WHAT TO WORK ON:
Search the entries below. Return every line that has "when" in it.
BEGIN INPUT RECORDS
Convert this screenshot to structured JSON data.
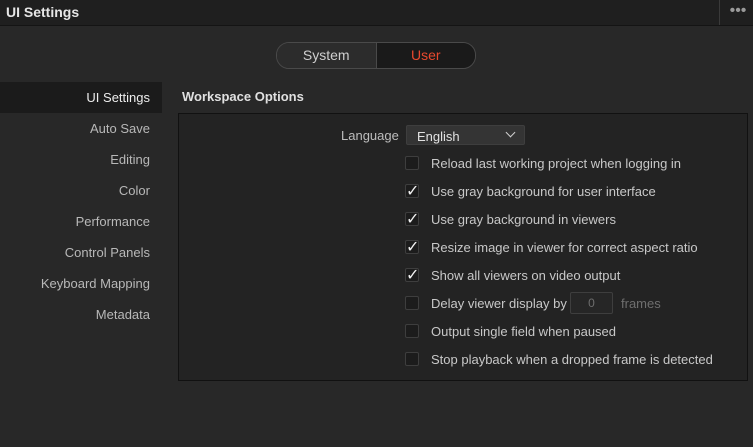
{
  "window": {
    "title": "UI Settings",
    "menu_glyph": "•••"
  },
  "segment": {
    "system_label": "System",
    "user_label": "User",
    "active": "User"
  },
  "sidebar": {
    "items": [
      {
        "label": "UI Settings",
        "active": true
      },
      {
        "label": "Auto Save"
      },
      {
        "label": "Editing"
      },
      {
        "label": "Color"
      },
      {
        "label": "Performance"
      },
      {
        "label": "Control Panels"
      },
      {
        "label": "Keyboard Mapping"
      },
      {
        "label": "Metadata"
      }
    ]
  },
  "workspace": {
    "heading": "Workspace Options",
    "language_label": "Language",
    "language_value": "English",
    "options": [
      {
        "label": "Reload last working project when logging in",
        "checked": false,
        "check_glyph": ""
      },
      {
        "label": "Use gray background for user interface",
        "checked": true,
        "check_glyph": "✓"
      },
      {
        "label": "Use gray background in viewers",
        "checked": true,
        "check_glyph": "✓"
      },
      {
        "label": "Resize image in viewer for correct aspect ratio",
        "checked": true,
        "check_glyph": "✓"
      },
      {
        "label": "Show all viewers on video output",
        "checked": true,
        "check_glyph": "✓"
      },
      {
        "label": "Delay viewer display by",
        "checked": false,
        "check_glyph": "",
        "field_value": "0",
        "unit": "frames"
      },
      {
        "label": "Output single field when paused",
        "checked": false,
        "check_glyph": ""
      },
      {
        "label": "Stop playback when a dropped frame is detected",
        "checked": false,
        "check_glyph": ""
      }
    ]
  },
  "colors": {
    "accent": "#e8492e",
    "background": "#282828",
    "panel": "#232323"
  }
}
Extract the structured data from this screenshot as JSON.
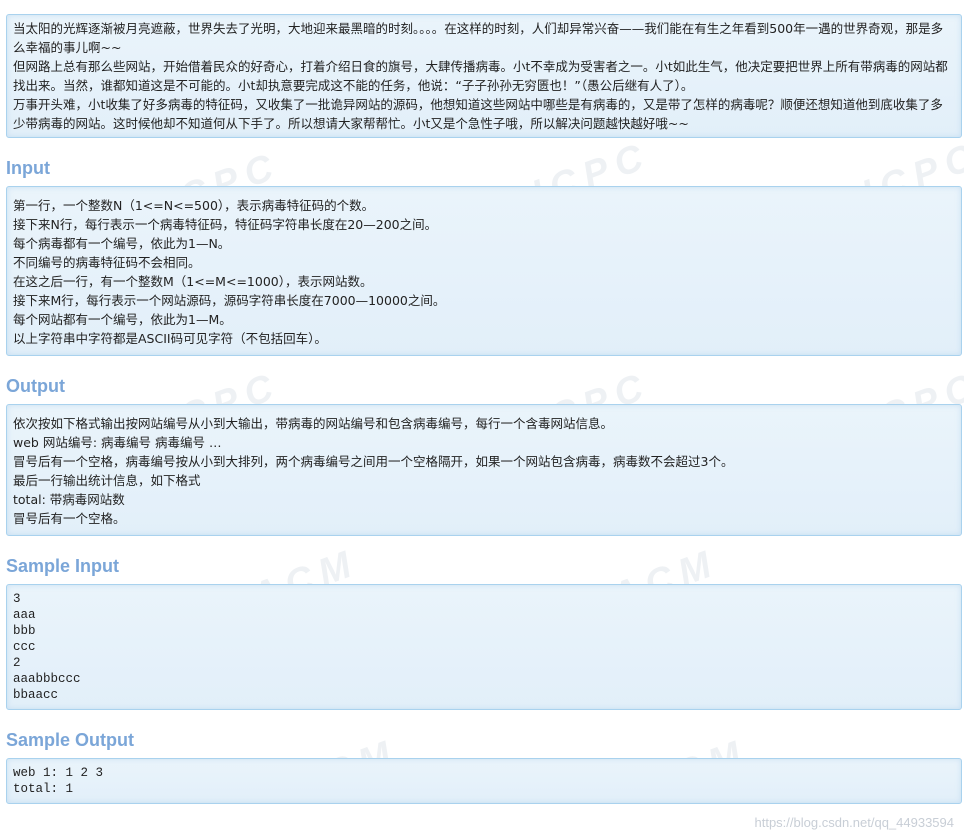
{
  "description_lines": [
    "当太阳的光辉逐渐被月亮遮蔽，世界失去了光明，大地迎来最黑暗的时刻。。。。在这样的时刻，人们却异常兴奋——我们能在有生之年看到500年一遇的世界奇观，那是多么幸福的事儿啊~~",
    "但网路上总有那么些网站，开始借着民众的好奇心，打着介绍日食的旗号，大肆传播病毒。小t不幸成为受害者之一。小t如此生气，他决定要把世界上所有带病毒的网站都找出来。当然，谁都知道这是不可能的。小t却执意要完成这不能的任务，他说：“子子孙孙无穷匮也！”（愚公后继有人了）。",
    "万事开头难，小t收集了好多病毒的特征码，又收集了一批诡异网站的源码，他想知道这些网站中哪些是有病毒的，又是带了怎样的病毒呢？顺便还想知道他到底收集了多少带病毒的网站。这时候他却不知道何从下手了。所以想请大家帮帮忙。小t又是个急性子哦，所以解决问题越快越好哦~~"
  ],
  "input": {
    "title": "Input",
    "lines": [
      "第一行，一个整数N（1<=N<=500），表示病毒特征码的个数。",
      "接下来N行，每行表示一个病毒特征码，特征码字符串长度在20—200之间。",
      "每个病毒都有一个编号，依此为1—N。",
      "不同编号的病毒特征码不会相同。",
      "在这之后一行，有一个整数M（1<=M<=1000），表示网站数。",
      "接下来M行，每行表示一个网站源码，源码字符串长度在7000—10000之间。",
      "每个网站都有一个编号，依此为1—M。",
      "以上字符串中字符都是ASCII码可见字符（不包括回车）。"
    ]
  },
  "output": {
    "title": "Output",
    "lines": [
      "依次按如下格式输出按网站编号从小到大输出，带病毒的网站编号和包含病毒编号，每行一个含毒网站信息。",
      "web 网站编号: 病毒编号 病毒编号 …",
      "冒号后有一个空格，病毒编号按从小到大排列，两个病毒编号之间用一个空格隔开，如果一个网站包含病毒，病毒数不会超过3个。",
      "最后一行输出统计信息，如下格式",
      "total: 带病毒网站数",
      "冒号后有一个空格。"
    ]
  },
  "sample_input": {
    "title": "Sample Input",
    "lines": [
      "3",
      "aaa",
      "bbb",
      "ccc",
      "2",
      "aaabbbccc",
      "bbaacc"
    ]
  },
  "sample_output": {
    "title": "Sample Output",
    "lines": [
      "web 1: 1 2 3",
      "total: 1"
    ]
  },
  "credit": "https://blog.csdn.net/qq_44933594",
  "colors": {
    "heading": "#7ba6d8",
    "panel_bg": "#e6f1fa",
    "panel_border": "#a9d2ee"
  }
}
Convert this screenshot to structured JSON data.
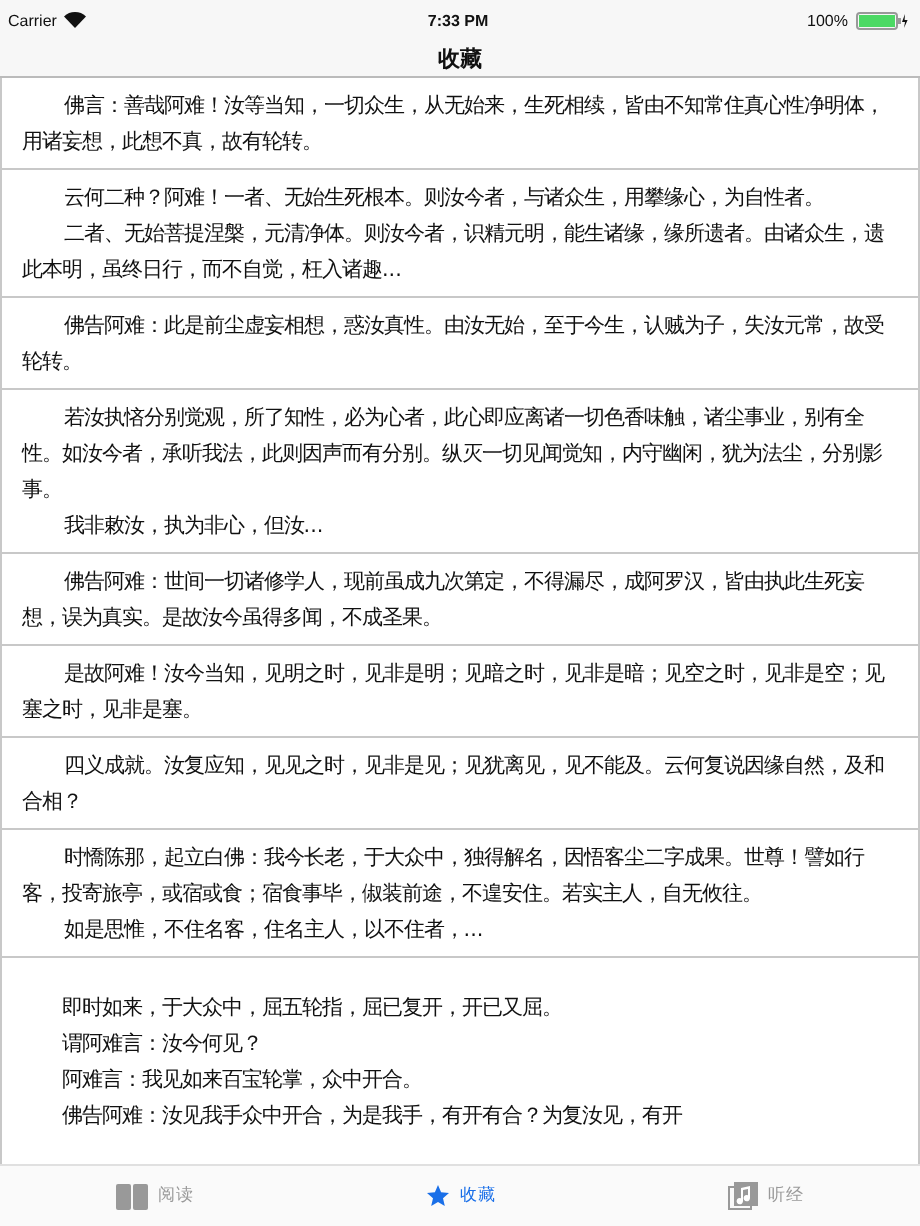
{
  "status_bar": {
    "carrier": "Carrier",
    "time": "7:33 PM",
    "battery": "100%"
  },
  "nav": {
    "title": "收藏"
  },
  "cards": [
    {
      "kind": "prose",
      "paragraphs": [
        "佛言：善哉阿难！汝等当知，一切众生，从无始来，生死相续，皆由不知常住真心性净明体，用诸妄想，此想不真，故有轮转。"
      ]
    },
    {
      "kind": "prose",
      "paragraphs": [
        "云何二种？阿难！一者、无始生死根本。则汝今者，与诸众生，用攀缘心，为自性者。",
        "二者、无始菩提涅槃，元清净体。则汝今者，识精元明，能生诸缘，缘所遗者。由诸众生，遗此本明，虽终日行，而不自觉，枉入诸趣..."
      ]
    },
    {
      "kind": "prose",
      "paragraphs": [
        "佛告阿难：此是前尘虚妄相想，惑汝真性。由汝无始，至于今生，认贼为子，失汝元常，故受轮转。"
      ]
    },
    {
      "kind": "prose",
      "paragraphs": [
        "若汝执悋分别觉观，所了知性，必为心者，此心即应离诸一切色香味触，诸尘事业，别有全性。如汝今者，承听我法，此则因声而有分别。纵灭一切见闻觉知，内守幽闲，犹为法尘，分别影事。",
        "我非敕汝，执为非心，但汝..."
      ]
    },
    {
      "kind": "prose",
      "paragraphs": [
        "佛告阿难：世间一切诸修学人，现前虽成九次第定，不得漏尽，成阿罗汉，皆由执此生死妄想，误为真实。是故汝今虽得多闻，不成圣果。"
      ]
    },
    {
      "kind": "prose",
      "paragraphs": [
        "是故阿难！汝今当知，见明之时，见非是明；见暗之时，见非是暗；见空之时，见非是空；见塞之时，见非是塞。"
      ]
    },
    {
      "kind": "prose",
      "paragraphs": [
        "四义成就。汝复应知，见见之时，见非是见；见犹离见，见不能及。云何复说因缘自然，及和合相？"
      ]
    },
    {
      "kind": "prose",
      "paragraphs": [
        "时憍陈那，起立白佛：我今长老，于大众中，独得解名，因悟客尘二字成果。世尊！譬如行客，投寄旅亭，或宿或食；宿食事毕，俶装前途，不遑安住。若实主人，自无攸往。",
        "如是思惟，不住名客，住名主人，以不住者，..."
      ]
    },
    {
      "kind": "lines",
      "paragraphs": [
        "即时如来，于大众中，屈五轮指，屈已复开，开已又屈。",
        "谓阿难言：汝今何见？",
        "阿难言：我见如来百宝轮掌，众中开合。",
        "佛告阿难：汝见我手众中开合，为是我手，有开有合？为复汝见，有开"
      ]
    }
  ],
  "tabs": [
    {
      "label": "阅读",
      "kind": "read",
      "selected": false
    },
    {
      "label": "收藏",
      "kind": "favorites",
      "selected": true
    },
    {
      "label": "听经",
      "kind": "listen",
      "selected": false
    }
  ]
}
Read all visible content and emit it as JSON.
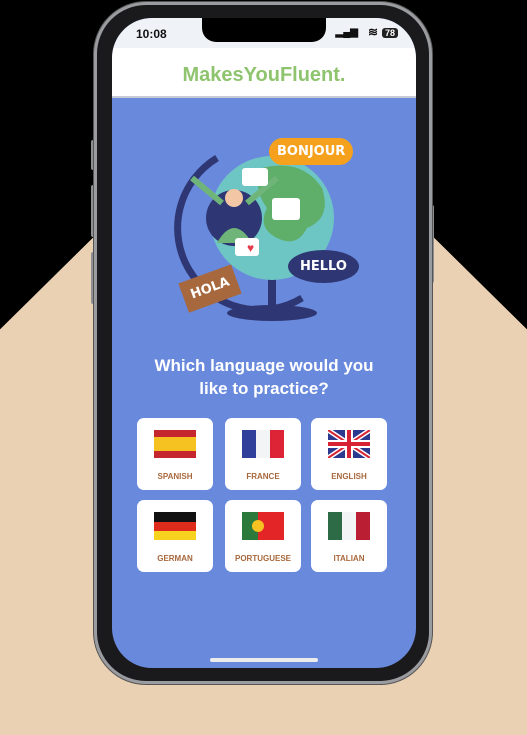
{
  "status": {
    "time": "10:08",
    "battery": "78"
  },
  "app": {
    "title": "MakesYouFluent."
  },
  "illustration": {
    "bubble_1": "BONJOUR",
    "bubble_2": "HELLO",
    "bubble_3": "HOLA"
  },
  "question": {
    "line1": "Which language would you",
    "line2": "like to practice?"
  },
  "languages": [
    {
      "label": "SPANISH"
    },
    {
      "label": "FRANCE"
    },
    {
      "label": "ENGLISH"
    },
    {
      "label": "GERMAN"
    },
    {
      "label": "PORTUGUESE"
    },
    {
      "label": "ITALIAN"
    }
  ],
  "colors": {
    "background": "#6989dc",
    "brand": "#8fc46f",
    "label": "#a8683d"
  }
}
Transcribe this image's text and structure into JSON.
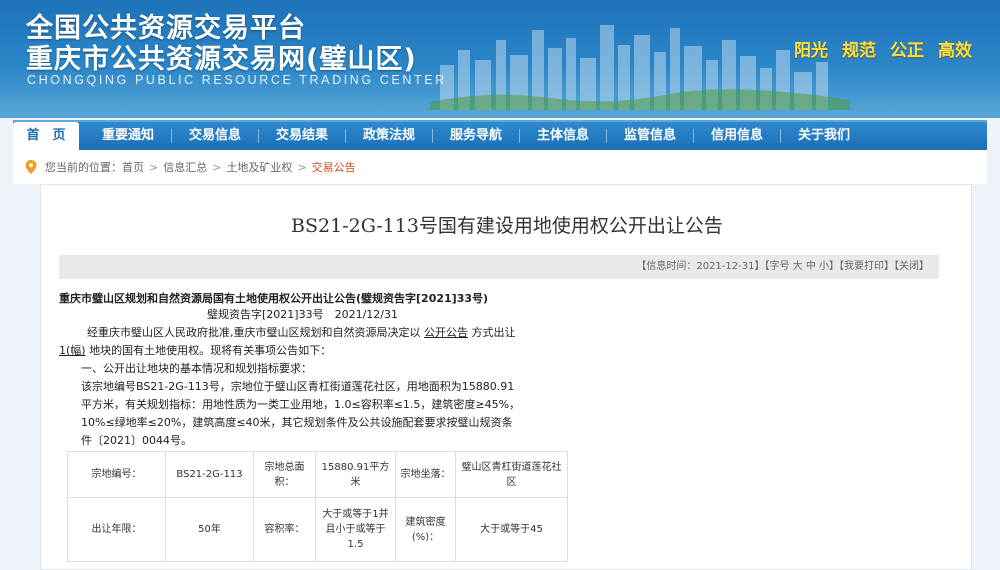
{
  "header": {
    "title_line1": "全国公共资源交易平台",
    "title_line2": "重庆市公共资源交易网(璧山区)",
    "title_en": "CHONGQING PUBLIC RESOURCE TRADING CENTER",
    "slogans": [
      "阳光",
      "规范",
      "公正",
      "高效"
    ]
  },
  "nav": {
    "items": [
      "首　页",
      "重要通知",
      "交易信息",
      "交易结果",
      "政策法规",
      "服务导航",
      "主体信息",
      "监管信息",
      "信用信息",
      "关于我们"
    ]
  },
  "breadcrumb": {
    "prefix": "您当前的位置：",
    "items": [
      "首页",
      "信息汇总",
      "土地及矿业权",
      "交易公告"
    ],
    "separator": ">"
  },
  "article": {
    "title": "BS21-2G-113号国有建设用地使用权公开出让公告",
    "info_bar": "【信息时间：2021-12-31】【字号 大 中 小】【我要打印】【关闭】",
    "lines": {
      "title_line": "重庆市璧山区规划和自然资源局国有土地使用权公开出让公告(璧规资告字[2021]33号)",
      "doc_no": "璧规资告字[2021]33号　2021/12/31",
      "intro_a": "经重庆市璧山区人民政府批准,重庆市璧山区规划和自然资源局决定以",
      "intro_link": "公开公告",
      "intro_b": "方式出让",
      "intro2_a": "1(幅)",
      "intro2_b": "地块的国有土地使用权。现将有关事项公告如下：",
      "s1": "一、公开出让地块的基本情况和规划指标要求：",
      "d1": "该宗地编号BS21-2G-113号，宗地位于璧山区青杠街道莲花社区，用地面积为15880.91",
      "d2": "平方米，有关规划指标：用地性质为一类工业用地，1.0≤容积率≤1.5，建筑密度≥45%，",
      "d3": "10%≤绿地率≤20%，建筑高度≤40米，其它规划条件及公共设施配套要求按璧山规资条",
      "d4": "件〔2021〕0044号。"
    }
  },
  "table": {
    "row1": [
      "宗地编号：",
      "BS21-2G-113",
      "宗地总面积：",
      "15880.91平方米",
      "宗地坐落：",
      "璧山区青杠街道莲花社区"
    ],
    "row2": [
      "出让年限：",
      "50年",
      "容积率：",
      "大于或等于1并且小于或等于1.5",
      "建筑密度(%)：",
      "大于或等于45"
    ]
  },
  "colors": {
    "banner": "#1e73b8",
    "nav": "#1b6fb5",
    "slogan": "#ffe13c",
    "breadcrumb_current": "#d04c1e"
  }
}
END INPUT RECORDS
COMPLETED EXERCISE:
        "label": "Reload last working project when logging in",
        "label": "Output single field when paused",
        "label": "Stop playback when a dropped frame is detected",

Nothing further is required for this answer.